# [Task brief]
Give the count of lines in the entries below that contain the string "this", and only that count.

Segment Start: Available data

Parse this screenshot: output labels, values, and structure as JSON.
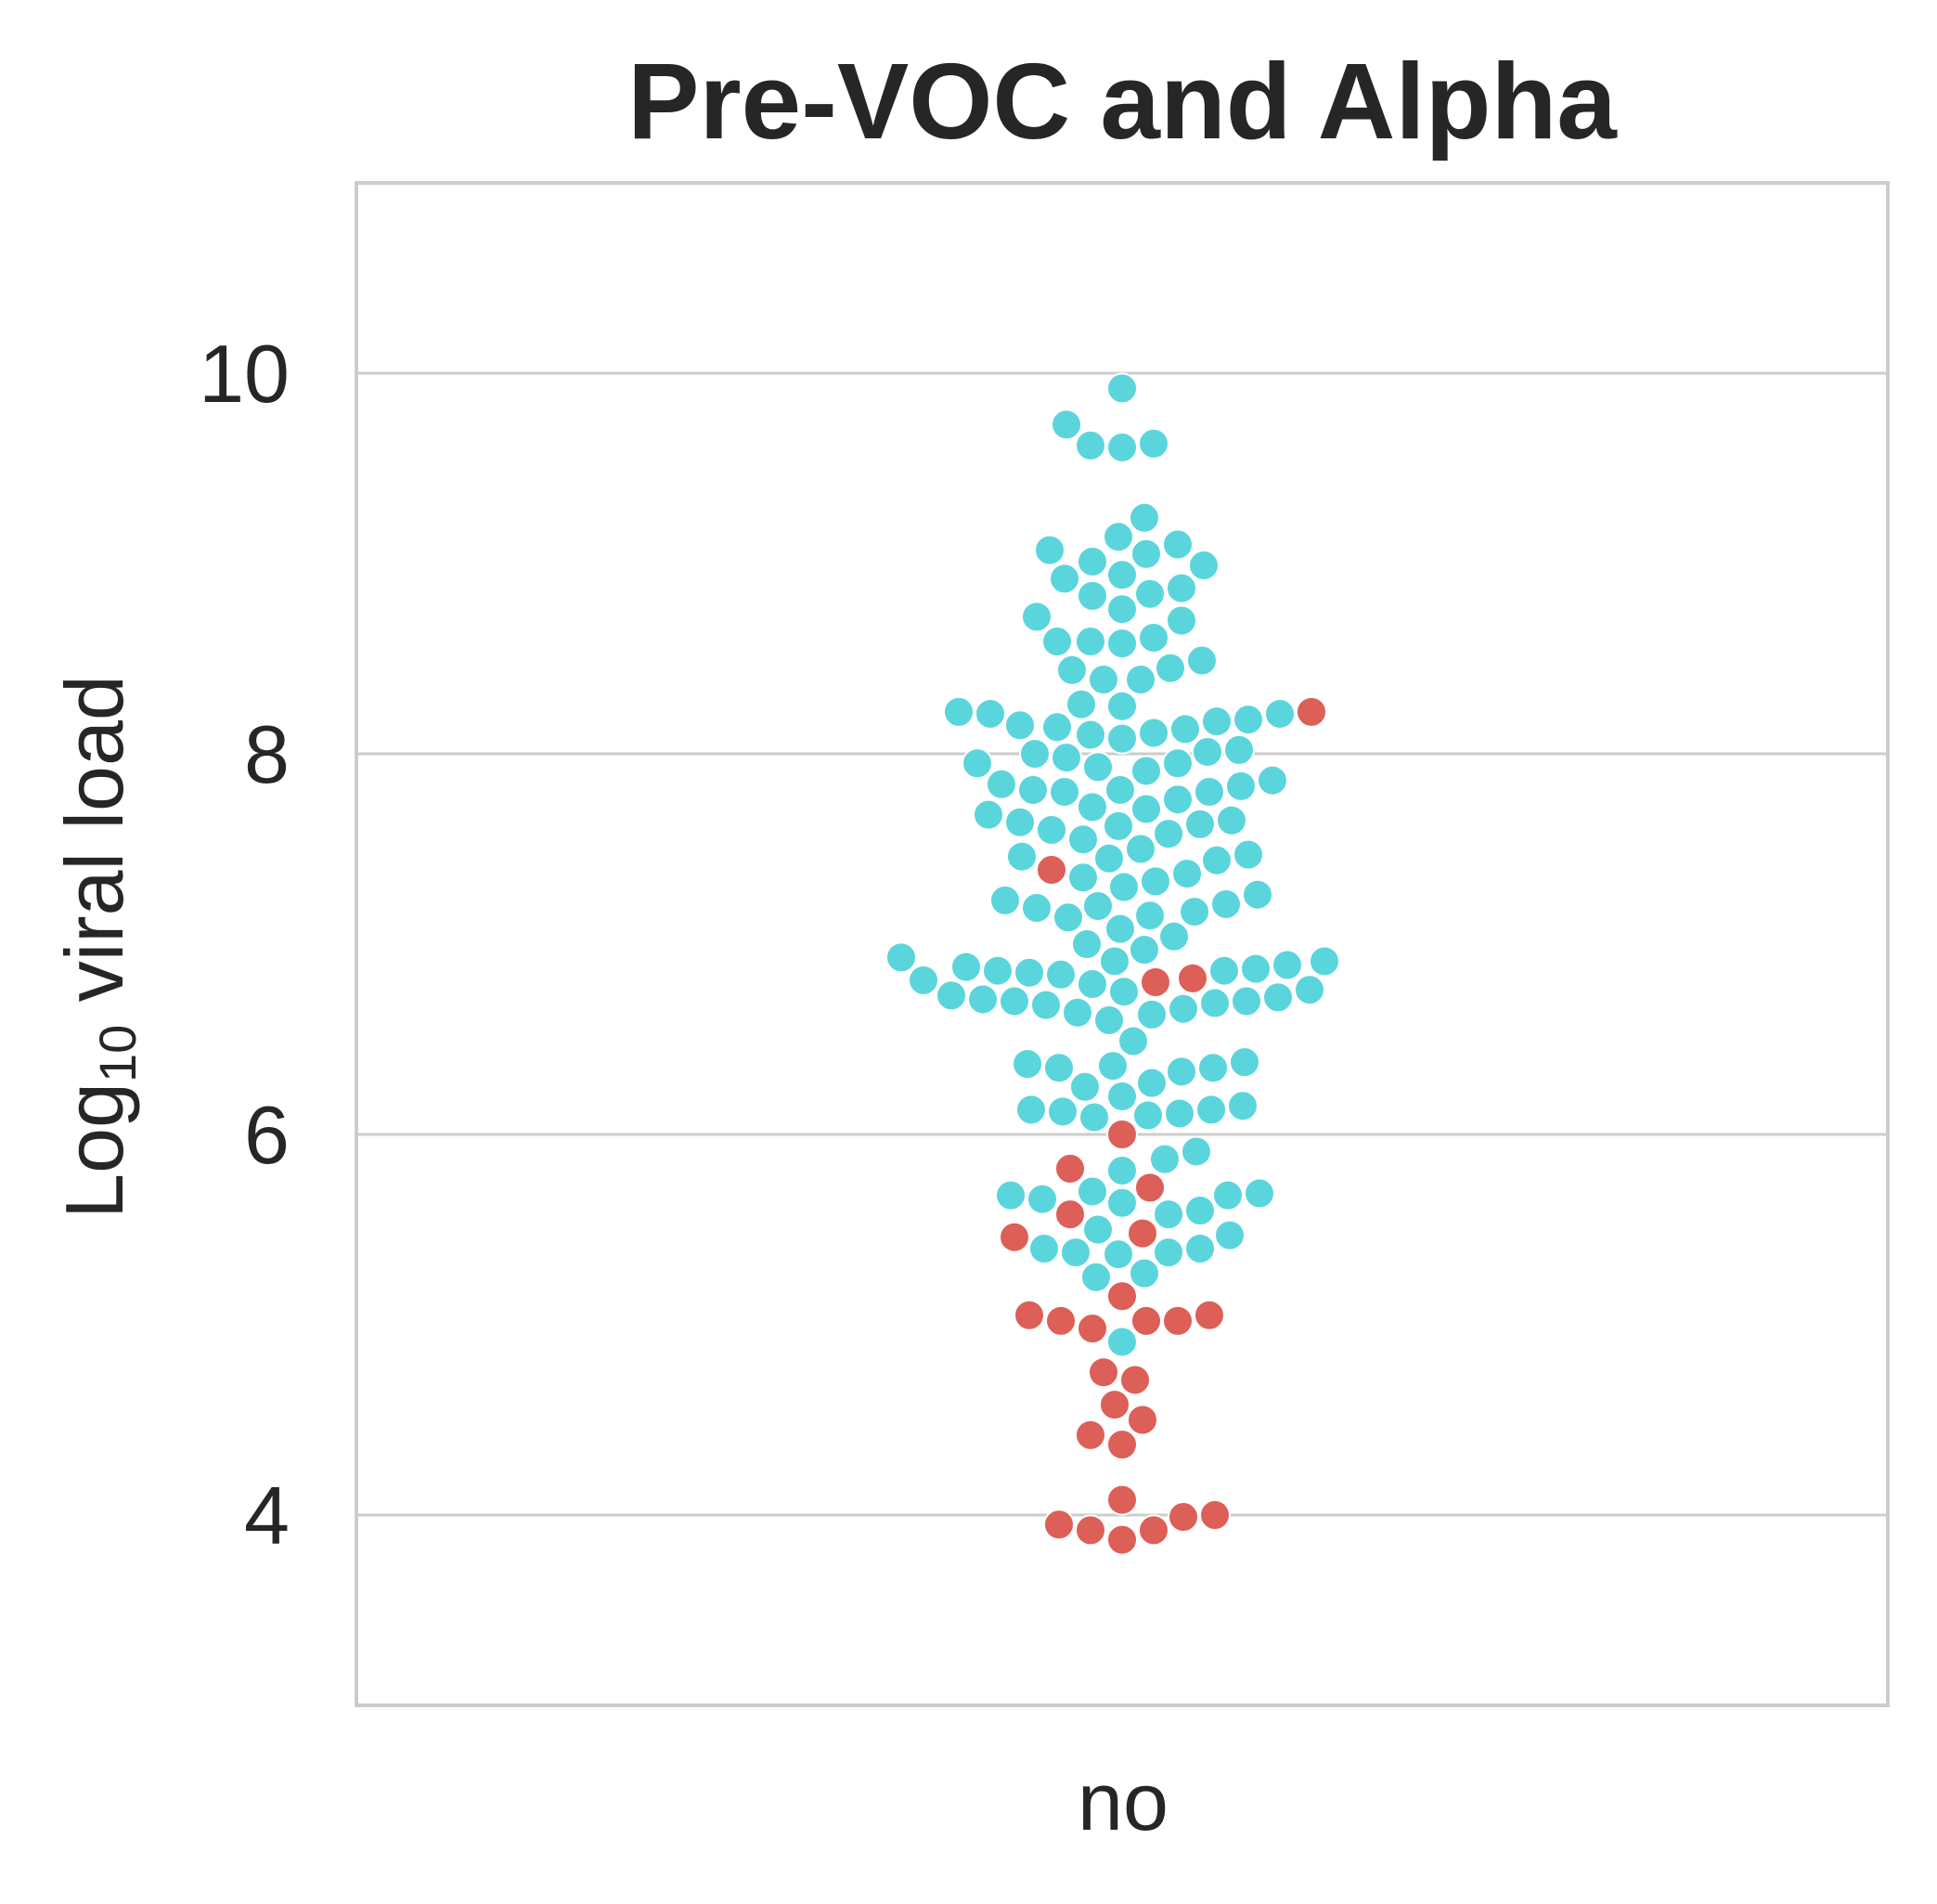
{
  "chart_data": {
    "type": "scatter",
    "subtype": "swarm",
    "title": "Pre-VOC and Alpha",
    "xlabel": "",
    "ylabel": {
      "text": "Log",
      "subscript": "10",
      "suffix": " viral load"
    },
    "categories": [
      "no"
    ],
    "yticks": [
      "4",
      "6",
      "8",
      "10"
    ],
    "ytick_values": [
      4,
      6,
      8,
      10
    ],
    "ylim": [
      3.0,
      11.0
    ],
    "grid": "horizontal",
    "legend": "none",
    "colors": {
      "high": "#5bd5dc",
      "low": "#dc5f58",
      "grid": "#cccccc",
      "frame": "#cccccc",
      "text": "#262626"
    },
    "series": [
      {
        "color": "#5bd5dc",
        "values": [
          9.92,
          9.73,
          9.63,
          9.62,
          9.61,
          9.24,
          9.14,
          9.1,
          9.07,
          9.05,
          9.01,
          8.99,
          8.94,
          8.92,
          8.87,
          8.84,
          8.83,
          8.76,
          8.72,
          8.7,
          8.61,
          8.59,
          8.59,
          8.58,
          8.49,
          8.45,
          8.44,
          8.39,
          8.39,
          8.26,
          8.25,
          8.22,
          8.21,
          8.21,
          8.18,
          8.17,
          8.15,
          8.14,
          8.13,
          8.11,
          8.1,
          8.08,
          8.02,
          8.01,
          8.0,
          7.98,
          7.95,
          7.95,
          7.93,
          7.91,
          7.86,
          7.84,
          7.83,
          7.81,
          7.81,
          7.8,
          7.8,
          7.76,
          7.72,
          7.71,
          7.68,
          7.65,
          7.64,
          7.63,
          7.62,
          7.6,
          7.58,
          7.55,
          7.5,
          7.47,
          7.46,
          7.45,
          7.44,
          7.37,
          7.35,
          7.33,
          7.3,
          7.26,
          7.23,
          7.21,
          7.2,
          7.19,
          7.17,
          7.15,
          7.14,
          7.08,
          7.04,
          7.0,
          6.97,
          6.93,
          6.91,
          6.91,
          6.89,
          6.88,
          6.87,
          6.86,
          6.86,
          6.85,
          6.84,
          6.81,
          6.79,
          6.76,
          6.75,
          6.73,
          6.72,
          6.71,
          6.7,
          6.7,
          6.69,
          6.68,
          6.66,
          6.64,
          6.63,
          6.6,
          6.49,
          6.38,
          6.37,
          6.36,
          6.35,
          6.35,
          6.33,
          6.27,
          6.25,
          6.2,
          6.15,
          6.13,
          6.13,
          6.12,
          6.11,
          6.1,
          6.09,
          5.91,
          5.87,
          5.81,
          5.7,
          5.69,
          5.68,
          5.68,
          5.66,
          5.64,
          5.6,
          5.58,
          5.5,
          5.47,
          5.4,
          5.4,
          5.38,
          5.38,
          5.37,
          5.27,
          5.25,
          4.91
        ]
      },
      {
        "color": "#dc5f58",
        "values": [
          8.22,
          7.39,
          6.82,
          6.8,
          6.0,
          5.82,
          5.72,
          5.58,
          5.48,
          5.46,
          5.15,
          5.05,
          5.05,
          5.02,
          5.02,
          5.02,
          4.98,
          4.75,
          4.71,
          4.58,
          4.5,
          4.42,
          4.37,
          4.08,
          4.0,
          3.99,
          3.95,
          3.92,
          3.92,
          3.87
        ]
      }
    ]
  }
}
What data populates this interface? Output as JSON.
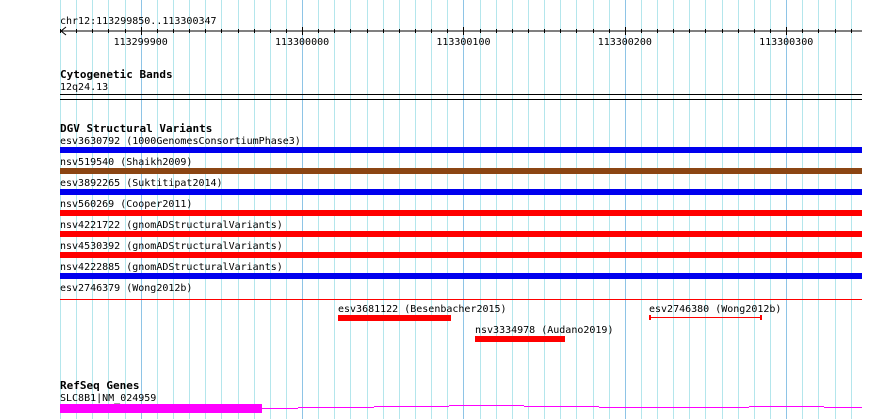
{
  "ruler": {
    "range_label": "chr12:113299850..113300347",
    "start": 113299850,
    "end": 113300347,
    "ticks": [
      "113299900",
      "113300000",
      "113300100",
      "113300200",
      "113300300"
    ]
  },
  "tracks": {
    "cytoband": {
      "title": "Cytogenetic Bands",
      "band": "12q24.13"
    },
    "dgv": {
      "title": "DGV Structural Variants",
      "full_rows": [
        {
          "label": "esv3630792 (1000GenomesConsortiumPhase3)",
          "color": "#0000ee"
        },
        {
          "label": "nsv519540 (Shaikh2009)",
          "color": "#8b4513"
        },
        {
          "label": "esv3892265 (Suktitipat2014)",
          "color": "#0000ee"
        },
        {
          "label": "nsv560269 (Cooper2011)",
          "color": "#ff0000"
        },
        {
          "label": "nsv4221722 (gnomADStructuralVariants)",
          "color": "#ff0000"
        },
        {
          "label": "nsv4530392 (gnomADStructuralVariants)",
          "color": "#ff0000"
        },
        {
          "label": "nsv4222885 (gnomADStructuralVariants)",
          "color": "#0000ee"
        },
        {
          "label": "esv2746379 (Wong2012b)",
          "color": "#ff0000",
          "thin": true
        }
      ],
      "partial": [
        {
          "label": "esv3681122 (Besenbacher2015)",
          "start": 113300022,
          "end": 113300092,
          "color": "#ff0000"
        },
        {
          "label": "esv2746380 (Wong2012b)",
          "start": 113300215,
          "end": 113300285,
          "color": "#ff0000",
          "thin": true
        },
        {
          "label": "nsv3334978 (Audano2019)",
          "start": 113300107,
          "end": 113300163,
          "color": "#ff0000"
        }
      ]
    },
    "refseq": {
      "title": "RefSeq Genes",
      "gene": "SLC8B1|NM_024959",
      "color": "#ff00ff"
    }
  }
}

Segment End: Available data

# [Problem solution]
2